━━━ Available data
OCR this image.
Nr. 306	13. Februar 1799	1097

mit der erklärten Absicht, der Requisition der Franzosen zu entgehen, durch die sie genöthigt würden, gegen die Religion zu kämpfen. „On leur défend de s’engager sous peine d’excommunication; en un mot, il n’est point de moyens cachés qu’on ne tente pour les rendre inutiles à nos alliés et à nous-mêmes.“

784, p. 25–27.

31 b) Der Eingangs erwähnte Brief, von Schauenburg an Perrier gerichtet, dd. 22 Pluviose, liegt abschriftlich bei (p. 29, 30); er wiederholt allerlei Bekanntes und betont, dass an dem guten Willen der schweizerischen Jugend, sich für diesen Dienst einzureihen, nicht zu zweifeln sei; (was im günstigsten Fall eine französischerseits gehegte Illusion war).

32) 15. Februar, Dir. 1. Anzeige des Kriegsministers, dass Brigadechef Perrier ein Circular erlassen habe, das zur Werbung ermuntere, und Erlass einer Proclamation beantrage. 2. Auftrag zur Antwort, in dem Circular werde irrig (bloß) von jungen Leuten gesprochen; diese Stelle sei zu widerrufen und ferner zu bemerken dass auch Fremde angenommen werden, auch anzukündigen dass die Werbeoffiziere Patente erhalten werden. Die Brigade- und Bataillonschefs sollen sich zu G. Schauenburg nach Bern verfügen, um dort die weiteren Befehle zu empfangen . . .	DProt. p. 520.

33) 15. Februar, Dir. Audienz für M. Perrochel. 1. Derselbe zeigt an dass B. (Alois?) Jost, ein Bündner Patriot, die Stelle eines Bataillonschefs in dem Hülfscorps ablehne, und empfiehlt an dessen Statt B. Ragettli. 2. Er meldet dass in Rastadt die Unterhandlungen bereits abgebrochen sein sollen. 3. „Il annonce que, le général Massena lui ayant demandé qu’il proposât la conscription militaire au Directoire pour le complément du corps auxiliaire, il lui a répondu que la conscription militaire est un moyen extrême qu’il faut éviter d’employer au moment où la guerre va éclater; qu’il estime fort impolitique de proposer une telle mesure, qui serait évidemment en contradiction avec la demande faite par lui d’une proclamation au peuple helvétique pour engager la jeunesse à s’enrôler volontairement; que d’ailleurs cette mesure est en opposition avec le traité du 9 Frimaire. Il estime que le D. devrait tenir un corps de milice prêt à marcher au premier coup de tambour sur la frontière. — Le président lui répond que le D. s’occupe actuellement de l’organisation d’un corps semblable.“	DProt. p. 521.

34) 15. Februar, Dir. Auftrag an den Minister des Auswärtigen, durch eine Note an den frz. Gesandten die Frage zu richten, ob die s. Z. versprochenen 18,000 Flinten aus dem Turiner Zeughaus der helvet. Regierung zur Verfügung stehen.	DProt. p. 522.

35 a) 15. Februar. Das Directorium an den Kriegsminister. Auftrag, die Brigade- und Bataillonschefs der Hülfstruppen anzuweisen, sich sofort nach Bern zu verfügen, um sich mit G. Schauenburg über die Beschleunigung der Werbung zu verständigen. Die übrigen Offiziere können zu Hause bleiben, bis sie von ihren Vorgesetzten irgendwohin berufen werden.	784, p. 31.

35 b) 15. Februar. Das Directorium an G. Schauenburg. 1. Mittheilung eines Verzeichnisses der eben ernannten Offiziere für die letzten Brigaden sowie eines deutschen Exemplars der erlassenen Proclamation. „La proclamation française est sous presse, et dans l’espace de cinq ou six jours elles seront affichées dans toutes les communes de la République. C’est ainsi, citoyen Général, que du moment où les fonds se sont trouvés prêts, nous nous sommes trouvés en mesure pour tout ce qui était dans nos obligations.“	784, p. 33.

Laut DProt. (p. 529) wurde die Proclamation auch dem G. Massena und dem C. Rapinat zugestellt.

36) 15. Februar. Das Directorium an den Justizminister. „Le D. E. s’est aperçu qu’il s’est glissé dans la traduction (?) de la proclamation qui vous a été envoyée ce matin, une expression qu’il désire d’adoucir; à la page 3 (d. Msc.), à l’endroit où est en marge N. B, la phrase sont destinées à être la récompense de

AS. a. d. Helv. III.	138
━━━━━━
• **Problem statement**
Among the records, find each line where the word "durch" occurs, and copy it.

• **Answer for this exercise**
mit der erklärten Absicht, der Requisition der Franzosen zu entgehen, durch die sie genöthigt würden, gegen die Religion zu kämpfen. „On leur défend de s’engager sous peine d’excommunication; en un mot, il n’est point de moyens cachés qu’on ne tente pour les rendre inutiles à nos alliés et à nous-mêmes.“
34) 15. Februar, Dir. Auftrag an den Minister des Auswärtigen, durch eine Note an den frz. Gesandten die Frage zu richten, ob die s. Z. versprochenen 18,000 Flinten aus dem Turiner Zeughaus der helvet. Regierung zur Verfügung stehen.	DProt. p. 522.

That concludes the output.